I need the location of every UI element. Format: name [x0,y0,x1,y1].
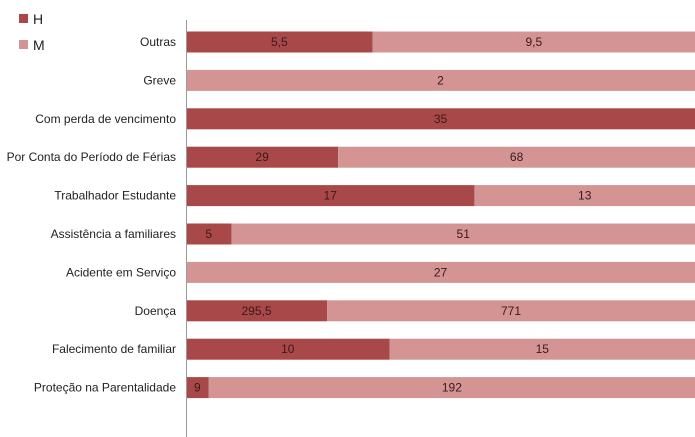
category-label-0: Outras [140,35,176,49]
bar-m-4 [474,185,695,207]
data-label-m-1: 2 [437,73,444,87]
category-label-5: Assistência a familiares [51,227,176,241]
data-label-m-3: 68 [510,150,524,164]
legend-label-h: H [33,11,43,27]
category-label-1: Greve [143,73,176,87]
data-label-m-9: 192 [442,381,462,395]
data-label-h-8: 10 [281,342,295,356]
data-label-m-6: 27 [434,265,448,279]
category-label-7: Doença [135,304,177,318]
data-label-h-4: 17 [324,189,338,203]
bar-m-3 [338,146,695,168]
category-label-4: Trabalhador Estudante [54,189,176,203]
bar-m-5 [231,223,695,245]
category-label-9: Proteção na Parentalidade [34,381,176,395]
data-label-m-7: 771 [501,304,521,318]
bar-h-4 [186,185,475,207]
data-label-h-0: 5,5 [271,35,288,49]
bar-h-7 [186,300,328,322]
legend-label-m: M [33,37,45,53]
data-label-h-9: 9 [194,381,201,395]
category-label-3: Por Conta do Período de Férias [7,150,176,164]
category-label-6: Acidente em Serviço [66,265,176,279]
bar-h-9 [186,377,209,399]
category-label-8: Falecimento de familiar [52,342,176,356]
bar-h-0 [186,31,373,53]
bar-h-5 [186,223,232,245]
bar-h-8 [186,338,390,360]
category-labels: Outras Greve Com perda de vencimento Por Co… [7,35,177,395]
bar-h-3 [186,146,339,168]
bar-m-0 [372,31,695,53]
data-label-m-0: 9,5 [525,35,542,49]
data-label-m-5: 51 [457,227,471,241]
bars: 5,5 9,5 2 35 29 68 17 13 5 51 27 295,5 771 10 15 9 192 [186,31,695,399]
data-label-h-3: 29 [255,150,269,164]
bar-m-9 [208,377,695,399]
bar-m-6 [186,261,695,283]
bar-m-7 [327,300,695,322]
data-label-m-4: 13 [578,189,592,203]
legend: HM [19,11,45,53]
data-label-h-2: 35 [434,112,448,126]
bar-m-8 [389,338,695,360]
data-label-h-7: 295,5 [241,304,271,318]
category-label-2: Com perda de vencimento [35,112,176,126]
legend-swatch-h [19,14,28,23]
bar-m-1 [186,69,695,91]
bar-h-2 [186,108,695,130]
legend-swatch-m [19,40,28,49]
data-label-m-8: 15 [536,342,550,356]
data-label-h-5: 5 [205,227,212,241]
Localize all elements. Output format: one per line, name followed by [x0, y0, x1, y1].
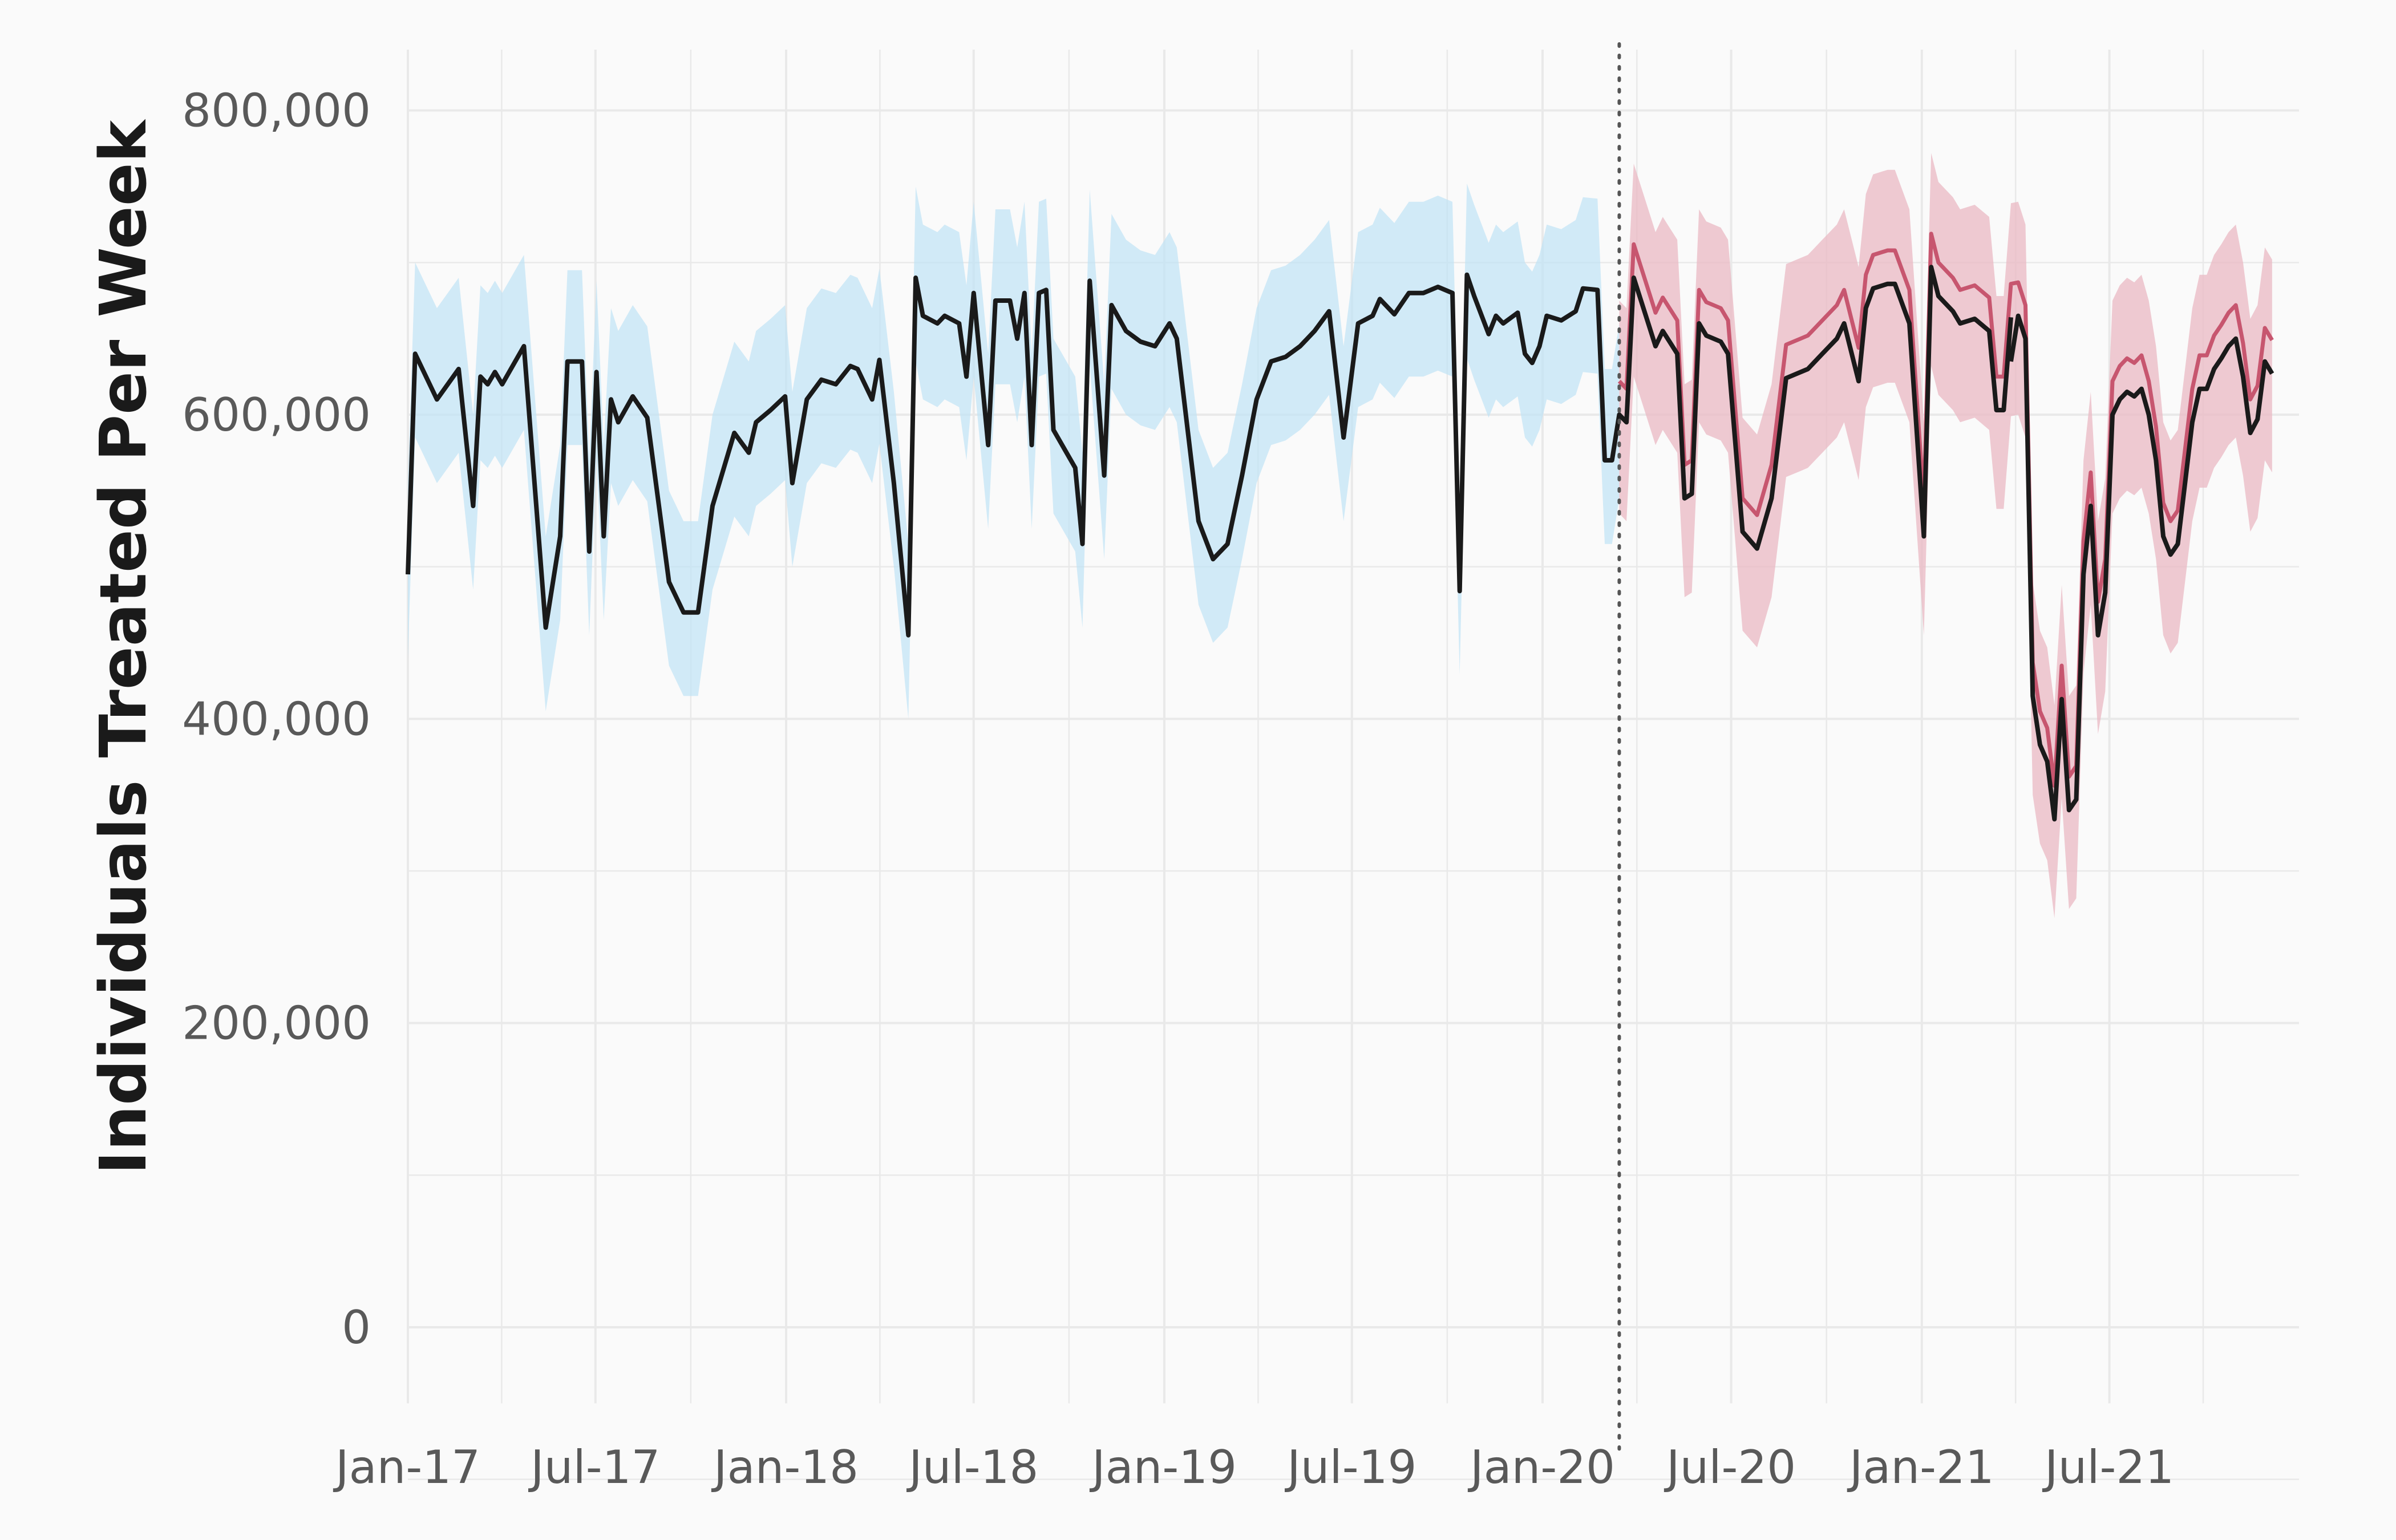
forecast-confidence-band — [1619, 153, 2272, 918]
x-tick-label: Jan-17 — [333, 1441, 480, 1494]
observed-line-segment-1 — [406, 265, 2013, 638]
fitted-confidence-band — [408, 183, 1620, 719]
forecast-line — [1617, 232, 2274, 788]
y-axis-title: Individuals Treated Per Week — [87, 119, 161, 1174]
x-tick-label: Jan-21 — [1847, 1441, 1994, 1494]
x-tick-label: Jul-19 — [1284, 1441, 1416, 1494]
x-tick-label: Jul-18 — [906, 1441, 1038, 1494]
x-tick-label: Jul-17 — [528, 1441, 660, 1494]
series-lines — [406, 232, 2274, 822]
y-axis-tick-labels: 0 200,000 400,000 600,000 800,000 — [182, 84, 371, 1354]
x-axis-tick-labels: Jan-17 Jul-17 Jan-18 Jul-18 Jan-19 Jul-19 Jan-… — [333, 1441, 2174, 1494]
x-tick-label: Jan-19 — [1089, 1441, 1237, 1494]
y-tick-label: 200,000 — [182, 997, 371, 1050]
y-tick-label: 0 — [342, 1301, 371, 1354]
x-tick-label: Jul-20 — [1664, 1441, 1796, 1494]
x-tick-label: Jan-18 — [711, 1441, 859, 1494]
y-tick-label: 800,000 — [182, 84, 371, 137]
confidence-bands — [408, 153, 2272, 918]
observed-line-segment-2 — [2009, 313, 2274, 822]
y-tick-label: 400,000 — [182, 692, 371, 745]
y-tick-label: 600,000 — [182, 388, 371, 441]
x-tick-label: Jul-21 — [2042, 1441, 2174, 1494]
x-tick-label: Jan-20 — [1467, 1441, 1615, 1494]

| PROBLEM |
Can you return every line above verbatim, with the pictures left out?

| ANSWER FOR THIS EXERCISE |
I need the location of every UI element. Format: name [x0,y0,x1,y1].
category-label-0: Outras [140,35,176,49]
bar-m-4 [474,185,695,207]
data-label-m-1: 2 [437,73,444,87]
category-label-5: Assistência a familiares [51,227,176,241]
data-label-m-3: 68 [510,150,524,164]
legend-label-h: H [33,11,43,27]
category-label-1: Greve [143,73,176,87]
data-label-m-9: 192 [442,381,462,395]
data-label-h-8: 10 [281,342,295,356]
data-label-m-6: 27 [434,265,448,279]
category-label-7: Doença [135,304,177,318]
data-label-h-4: 17 [324,189,338,203]
bar-m-3 [338,146,695,168]
category-label-4: Trabalhador Estudante [54,189,176,203]
bar-m-5 [231,223,695,245]
category-label-9: Proteção na Parentalidade [34,381,176,395]
data-label-m-7: 771 [501,304,521,318]
bar-h-4 [186,185,475,207]
data-label-h-0: 5,5 [271,35,288,49]
bar-h-7 [186,300,328,322]
legend-label-m: M [33,37,45,53]
data-label-h-9: 9 [194,381,201,395]
category-label-3: Por Conta do Período de Férias [7,150,176,164]
category-label-6: Acidente em Serviço [66,265,176,279]
bar-h-9 [186,377,209,399]
category-label-8: Falecimento de familiar [52,342,176,356]
bar-h-0 [186,31,373,53]
bar-h-5 [186,223,232,245]
bar-h-8 [186,338,390,360]
category-labels: Outras Greve Com perda de vencimento Por Co… [7,35,177,395]
bar-h-3 [186,146,339,168]
bar-m-0 [372,31,695,53]
data-label-m-0: 9,5 [525,35,542,49]
data-label-m-5: 51 [457,227,471,241]
bars: 5,5 9,5 2 35 29 68 17 13 5 51 27 295,5 771 10 15 9 192 [186,31,695,399]
data-label-h-3: 29 [255,150,269,164]
bar-m-9 [208,377,695,399]
bar-m-6 [186,261,695,283]
bar-m-7 [327,300,695,322]
data-label-m-4: 13 [578,189,592,203]
legend: HM [19,11,45,53]
data-label-h-2: 35 [434,112,448,126]
bar-m-8 [389,338,695,360]
data-label-h-7: 295,5 [241,304,271,318]
category-label-2: Com perda de vencimento [35,112,176,126]
legend-swatch-h [19,14,28,23]
bar-m-1 [186,69,695,91]
bar-h-2 [186,108,695,130]
legend-swatch-m [19,40,28,49]
data-label-m-8: 15 [536,342,550,356]
data-label-h-5: 5 [205,227,212,241]
Localize all elements. Output format: one per line, name followed by [x0, y0, x1, y1].
forecast-confidence-band — [1619, 153, 2272, 918]
x-tick-label: Jan-17 — [333, 1441, 480, 1494]
observed-line-segment-1 — [406, 265, 2013, 638]
fitted-confidence-band — [408, 183, 1620, 719]
forecast-line — [1617, 232, 2274, 788]
y-axis-title: Individuals Treated Per Week — [87, 119, 161, 1174]
x-tick-label: Jan-21 — [1847, 1441, 1994, 1494]
x-tick-label: Jul-19 — [1284, 1441, 1416, 1494]
x-tick-label: Jul-18 — [906, 1441, 1038, 1494]
x-tick-label: Jul-17 — [528, 1441, 660, 1494]
series-lines — [406, 232, 2274, 822]
y-axis-tick-labels: 0 200,000 400,000 600,000 800,000 — [182, 84, 371, 1354]
x-axis-tick-labels: Jan-17 Jul-17 Jan-18 Jul-18 Jan-19 Jul-19 Jan-… — [333, 1441, 2174, 1494]
x-tick-label: Jan-19 — [1089, 1441, 1237, 1494]
y-tick-label: 200,000 — [182, 997, 371, 1050]
y-tick-label: 0 — [342, 1301, 371, 1354]
x-tick-label: Jul-20 — [1664, 1441, 1796, 1494]
x-tick-label: Jan-18 — [711, 1441, 859, 1494]
y-tick-label: 800,000 — [182, 84, 371, 137]
confidence-bands — [408, 153, 2272, 918]
observed-line-segment-2 — [2009, 313, 2274, 822]
y-tick-label: 400,000 — [182, 692, 371, 745]
y-tick-label: 600,000 — [182, 388, 371, 441]
x-tick-label: Jul-21 — [2042, 1441, 2174, 1494]
x-tick-label: Jan-20 — [1467, 1441, 1615, 1494]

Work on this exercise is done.